** BEGIN **

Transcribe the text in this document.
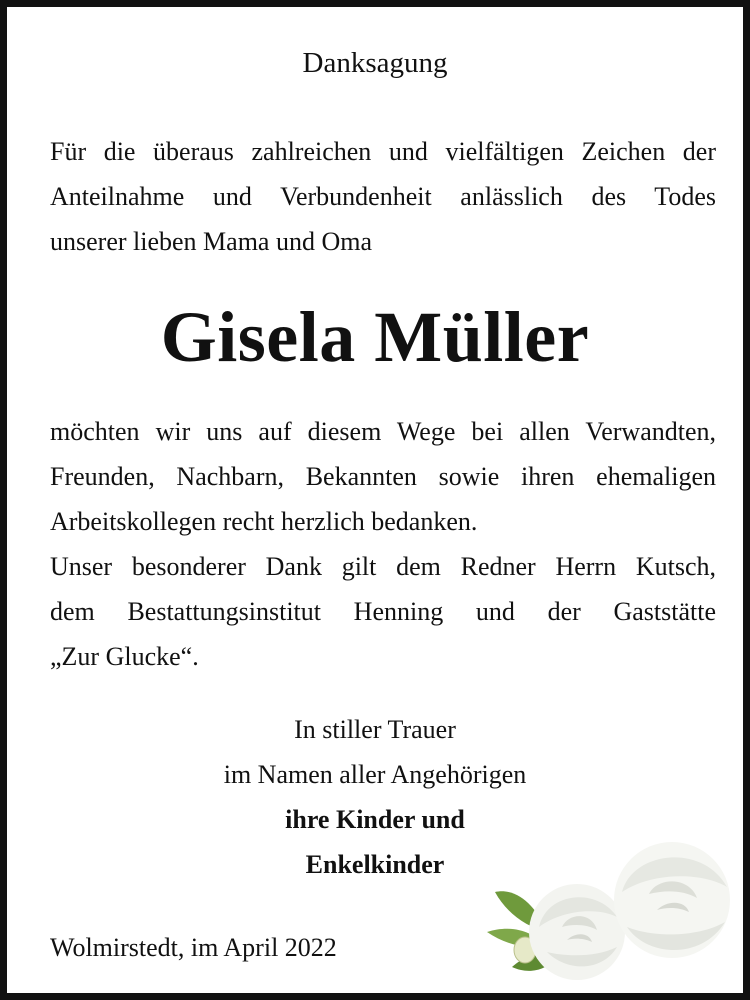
Danksagung
Für die überaus zahlreichen und vielfältigen Zeichen der
Anteilnahme und Verbundenheit anlässlich des Todes
unserer lieben Mama und Oma
Gisela Müller
möchten wir uns auf diesem Wege bei allen Verwandten,
Freunden, Nachbarn, Bekannten sowie ihren ehemaligen
Arbeitskollegen recht herzlich bedanken.
Unser besonderer Dank gilt dem Redner Herrn Kutsch,
dem Bestattungsinstitut Henning und der Gaststätte
„Zur Glucke“.
In stiller Trauer
im Namen aller Angehörigen
ihre Kinder und
Enkelkinder
Wolmirstedt, im April 2022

** END **

* Task objective *
Quote the data above in full, leaving out the pictures it holds.

* Exercise output *
Transcribe the text in this document.
Danksagung
Für die überaus zahlreichen und vielfältigen Zeichen der
Anteilnahme und Verbundenheit anlässlich des Todes
unserer lieben Mama und Oma
Gisela Müller
möchten wir uns auf diesem Wege bei allen Verwandten,
Freunden, Nachbarn, Bekannten sowie ihren ehemaligen
Arbeitskollegen recht herzlich bedanken.
Unser besonderer Dank gilt dem Redner Herrn Kutsch,
dem Bestattungsinstitut Henning und der Gaststätte
„Zur Glucke“.
In stiller Trauer
im Namen aller Angehörigen
ihre Kinder und
Enkelkinder
Wolmirstedt, im April 2022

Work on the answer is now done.